----- RECORD LIST -----

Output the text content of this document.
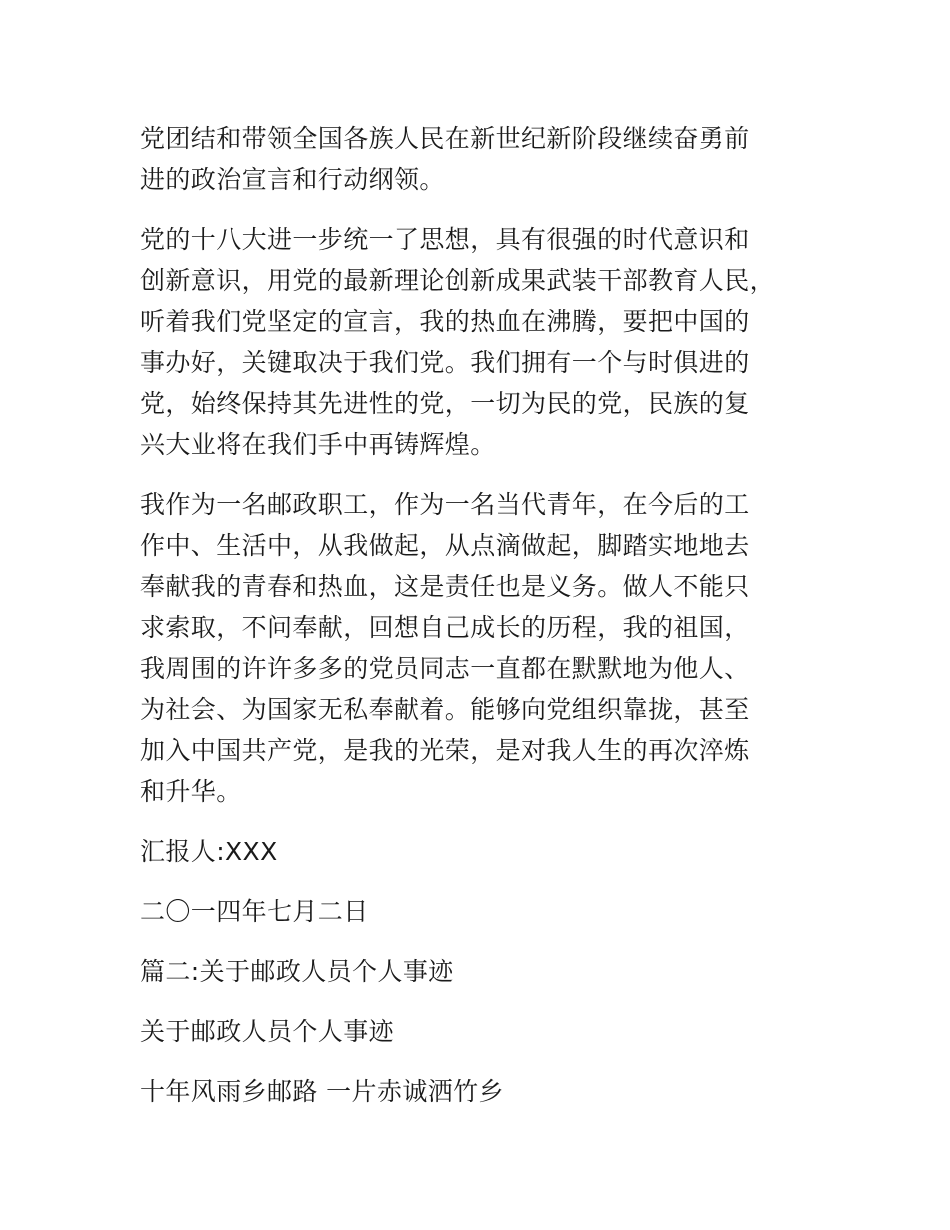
党团结和带领全国各族人民在新世纪新阶段继续奋勇前
进的政治宣言和行动纲领。
党的十八大进一步统一了思想，具有很强的时代意识和
创新意识，用党的最新理论创新成果武装干部教育人民，
听着我们党坚定的宣言，我的热血在沸腾，要把中国的
事办好，关键取决于我们党。我们拥有一个与时俱进的
党，始终保持其先进性的党，一切为民的党，民族的复
兴大业将在我们手中再铸辉煌。
我作为一名邮政职工，作为一名当代青年，在今后的工
作中、生活中，从我做起，从点滴做起，脚踏实地地去
奉献我的青春和热血，这是责任也是义务。做人不能只
求索取，不问奉献，回想自己成长的历程，我的祖国，
我周围的许许多多的党员同志一直都在默默地为他人、
为社会、为国家无私奉献着。能够向党组织靠拢，甚至
加入中国共产党，是我的光荣，是对我人生的再次淬炼
和升华。
汇报人:XXX
二〇一四年七月二日
篇二:关于邮政人员个人事迹
关于邮政人员个人事迹
十年风雨乡邮路 一片赤诚洒竹乡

-----

- TASK TO CARRY OUT
Take the records above and transcribe them exactly, dropping every picture.

- WRITTEN RESPONSE
Output the text content of this document.
党团结和带领全国各族人民在新世纪新阶段继续奋勇前
进的政治宣言和行动纲领。
党的十八大进一步统一了思想，具有很强的时代意识和
创新意识，用党的最新理论创新成果武装干部教育人民，
听着我们党坚定的宣言，我的热血在沸腾，要把中国的
事办好，关键取决于我们党。我们拥有一个与时俱进的
党，始终保持其先进性的党，一切为民的党，民族的复
兴大业将在我们手中再铸辉煌。
我作为一名邮政职工，作为一名当代青年，在今后的工
作中、生活中，从我做起，从点滴做起，脚踏实地地去
奉献我的青春和热血，这是责任也是义务。做人不能只
求索取，不问奉献，回想自己成长的历程，我的祖国，
我周围的许许多多的党员同志一直都在默默地为他人、
为社会、为国家无私奉献着。能够向党组织靠拢，甚至
加入中国共产党，是我的光荣，是对我人生的再次淬炼
和升华。
汇报人:XXX
二〇一四年七月二日
篇二:关于邮政人员个人事迹
关于邮政人员个人事迹
十年风雨乡邮路 一片赤诚洒竹乡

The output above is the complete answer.